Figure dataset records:
-.-.-
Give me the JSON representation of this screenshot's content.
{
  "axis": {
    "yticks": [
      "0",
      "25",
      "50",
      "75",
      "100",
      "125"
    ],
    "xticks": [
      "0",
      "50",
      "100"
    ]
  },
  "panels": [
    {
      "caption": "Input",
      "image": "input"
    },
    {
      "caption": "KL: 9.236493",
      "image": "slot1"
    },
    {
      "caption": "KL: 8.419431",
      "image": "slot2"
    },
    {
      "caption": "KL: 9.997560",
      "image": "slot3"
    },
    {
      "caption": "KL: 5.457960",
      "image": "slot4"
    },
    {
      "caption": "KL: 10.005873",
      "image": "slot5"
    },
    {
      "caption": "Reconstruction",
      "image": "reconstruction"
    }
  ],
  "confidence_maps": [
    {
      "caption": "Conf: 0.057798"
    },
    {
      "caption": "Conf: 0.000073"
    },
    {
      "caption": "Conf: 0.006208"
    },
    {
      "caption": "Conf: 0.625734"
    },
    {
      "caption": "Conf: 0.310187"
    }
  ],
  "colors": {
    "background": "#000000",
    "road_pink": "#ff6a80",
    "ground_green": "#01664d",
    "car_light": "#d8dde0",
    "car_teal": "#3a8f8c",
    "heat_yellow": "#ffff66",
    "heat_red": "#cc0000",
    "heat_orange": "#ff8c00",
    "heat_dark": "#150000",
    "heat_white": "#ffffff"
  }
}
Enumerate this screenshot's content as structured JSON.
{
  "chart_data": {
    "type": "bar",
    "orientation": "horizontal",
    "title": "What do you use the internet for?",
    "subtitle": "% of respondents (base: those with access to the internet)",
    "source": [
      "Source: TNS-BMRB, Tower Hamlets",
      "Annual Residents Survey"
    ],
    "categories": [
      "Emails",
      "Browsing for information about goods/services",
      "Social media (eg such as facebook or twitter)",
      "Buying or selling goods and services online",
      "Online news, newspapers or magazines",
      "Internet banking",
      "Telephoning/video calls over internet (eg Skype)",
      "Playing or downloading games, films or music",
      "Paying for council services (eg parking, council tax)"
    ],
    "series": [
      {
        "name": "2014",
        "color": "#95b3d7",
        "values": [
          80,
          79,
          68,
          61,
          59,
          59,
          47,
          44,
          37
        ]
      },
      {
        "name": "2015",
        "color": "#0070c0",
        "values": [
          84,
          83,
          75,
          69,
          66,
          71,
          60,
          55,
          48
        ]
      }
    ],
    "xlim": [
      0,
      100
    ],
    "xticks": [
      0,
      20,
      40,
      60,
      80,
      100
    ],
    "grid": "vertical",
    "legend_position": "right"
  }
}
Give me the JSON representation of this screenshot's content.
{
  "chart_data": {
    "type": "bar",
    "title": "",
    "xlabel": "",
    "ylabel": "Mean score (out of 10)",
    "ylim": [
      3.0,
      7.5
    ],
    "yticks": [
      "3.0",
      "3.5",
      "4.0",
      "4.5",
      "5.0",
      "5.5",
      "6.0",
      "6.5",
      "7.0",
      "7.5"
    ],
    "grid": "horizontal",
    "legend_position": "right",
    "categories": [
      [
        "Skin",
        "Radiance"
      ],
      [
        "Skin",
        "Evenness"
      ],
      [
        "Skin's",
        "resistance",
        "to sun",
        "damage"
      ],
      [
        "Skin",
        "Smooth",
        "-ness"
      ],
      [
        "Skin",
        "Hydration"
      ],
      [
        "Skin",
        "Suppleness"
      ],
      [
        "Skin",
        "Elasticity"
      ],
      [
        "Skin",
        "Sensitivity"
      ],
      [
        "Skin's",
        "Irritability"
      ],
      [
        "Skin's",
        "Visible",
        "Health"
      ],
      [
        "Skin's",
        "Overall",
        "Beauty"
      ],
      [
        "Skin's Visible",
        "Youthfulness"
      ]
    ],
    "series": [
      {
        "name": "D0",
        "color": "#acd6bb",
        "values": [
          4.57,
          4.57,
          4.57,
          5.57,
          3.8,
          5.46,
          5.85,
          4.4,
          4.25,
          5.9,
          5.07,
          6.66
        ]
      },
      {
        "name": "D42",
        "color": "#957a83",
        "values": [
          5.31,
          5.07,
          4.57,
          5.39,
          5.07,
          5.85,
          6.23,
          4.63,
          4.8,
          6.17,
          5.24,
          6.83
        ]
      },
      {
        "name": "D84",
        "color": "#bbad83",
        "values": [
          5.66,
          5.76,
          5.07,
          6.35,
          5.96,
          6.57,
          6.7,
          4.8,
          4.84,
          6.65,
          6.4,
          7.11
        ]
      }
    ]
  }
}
-.-.-
● WHAT IS ASKED
Print the records once more, exactly as they were given.

● OUTPUT BELOW
Give me the JSON representation of this screenshot's content.
{
  "axis": {
    "yticks": [
      "0",
      "25",
      "50",
      "75",
      "100",
      "125"
    ],
    "xticks": [
      "0",
      "50",
      "100"
    ]
  },
  "panels": [
    {
      "caption": "Input",
      "image": "input"
    },
    {
      "caption": "KL: 9.236493",
      "image": "slot1"
    },
    {
      "caption": "KL: 8.419431",
      "image": "slot2"
    },
    {
      "caption": "KL: 9.997560",
      "image": "slot3"
    },
    {
      "caption": "KL: 5.457960",
      "image": "slot4"
    },
    {
      "caption": "KL: 10.005873",
      "image": "slot5"
    },
    {
      "caption": "Reconstruction",
      "image": "reconstruction"
    }
  ],
  "confidence_maps": [
    {
      "caption": "Conf: 0.057798"
    },
    {
      "caption": "Conf: 0.000073"
    },
    {
      "caption": "Conf: 0.006208"
    },
    {
      "caption": "Conf: 0.625734"
    },
    {
      "caption": "Conf: 0.310187"
    }
  ],
  "colors": {
    "background": "#000000",
    "road_pink": "#ff6a80",
    "ground_green": "#01664d",
    "car_light": "#d8dde0",
    "car_teal": "#3a8f8c",
    "heat_yellow": "#ffff66",
    "heat_red": "#cc0000",
    "heat_orange": "#ff8c00",
    "heat_dark": "#150000",
    "heat_white": "#ffffff"
  }
}
Enumerate this screenshot's content as structured JSON.
{
  "chart_data": {
    "type": "bar",
    "orientation": "horizontal",
    "title": "What do you use the internet for?",
    "subtitle": "% of respondents (base: those with access to the internet)",
    "source": [
      "Source: TNS-BMRB, Tower Hamlets",
      "Annual Residents Survey"
    ],
    "categories": [
      "Emails",
      "Browsing for information about goods/services",
      "Social media (eg such as facebook or twitter)",
      "Buying or selling goods and services online",
      "Online news, newspapers or magazines",
      "Internet banking",
      "Telephoning/video calls over internet (eg Skype)",
      "Playing or downloading games, films or music",
      "Paying for council services (eg parking, council tax)"
    ],
    "series": [
      {
        "name": "2014",
        "color": "#95b3d7",
        "values": [
          80,
          79,
          68,
          61,
          59,
          59,
          47,
          44,
          37
        ]
      },
      {
        "name": "2015",
        "color": "#0070c0",
        "values": [
          84,
          83,
          75,
          69,
          66,
          71,
          60,
          55,
          48
        ]
      }
    ],
    "xlim": [
      0,
      100
    ],
    "xticks": [
      0,
      20,
      40,
      60,
      80,
      100
    ],
    "grid": "vertical",
    "legend_position": "right"
  }
}
Give me the JSON representation of this screenshot's content.
{
  "chart_data": {
    "type": "bar",
    "title": "",
    "xlabel": "",
    "ylabel": "Mean score (out of 10)",
    "ylim": [
      3.0,
      7.5
    ],
    "yticks": [
      "3.0",
      "3.5",
      "4.0",
      "4.5",
      "5.0",
      "5.5",
      "6.0",
      "6.5",
      "7.0",
      "7.5"
    ],
    "grid": "horizontal",
    "legend_position": "right",
    "categories": [
      [
        "Skin",
        "Radiance"
      ],
      [
        "Skin",
        "Evenness"
      ],
      [
        "Skin's",
        "resistance",
        "to sun",
        "damage"
      ],
      [
        "Skin",
        "Smooth",
        "-ness"
      ],
      [
        "Skin",
        "Hydration"
      ],
      [
        "Skin",
        "Suppleness"
      ],
      [
        "Skin",
        "Elasticity"
      ],
      [
        "Skin",
        "Sensitivity"
      ],
      [
        "Skin's",
        "Irritability"
      ],
      [
        "Skin's",
        "Visible",
        "Health"
      ],
      [
        "Skin's",
        "Overall",
        "Beauty"
      ],
      [
        "Skin's Visible",
        "Youthfulness"
      ]
    ],
    "series": [
      {
        "name": "D0",
        "color": "#acd6bb",
        "values": [
          4.57,
          4.57,
          4.57,
          5.57,
          3.8,
          5.46,
          5.85,
          4.4,
          4.25,
          5.9,
          5.07,
          6.66
        ]
      },
      {
        "name": "D42",
        "color": "#957a83",
        "values": [
          5.31,
          5.07,
          4.57,
          5.39,
          5.07,
          5.85,
          6.23,
          4.63,
          4.8,
          6.17,
          5.24,
          6.83
        ]
      },
      {
        "name": "D84",
        "color": "#bbad83",
        "values": [
          5.66,
          5.76,
          5.07,
          6.35,
          5.96,
          6.57,
          6.7,
          4.8,
          4.84,
          6.65,
          6.4,
          7.11
        ]
      }
    ]
  }
}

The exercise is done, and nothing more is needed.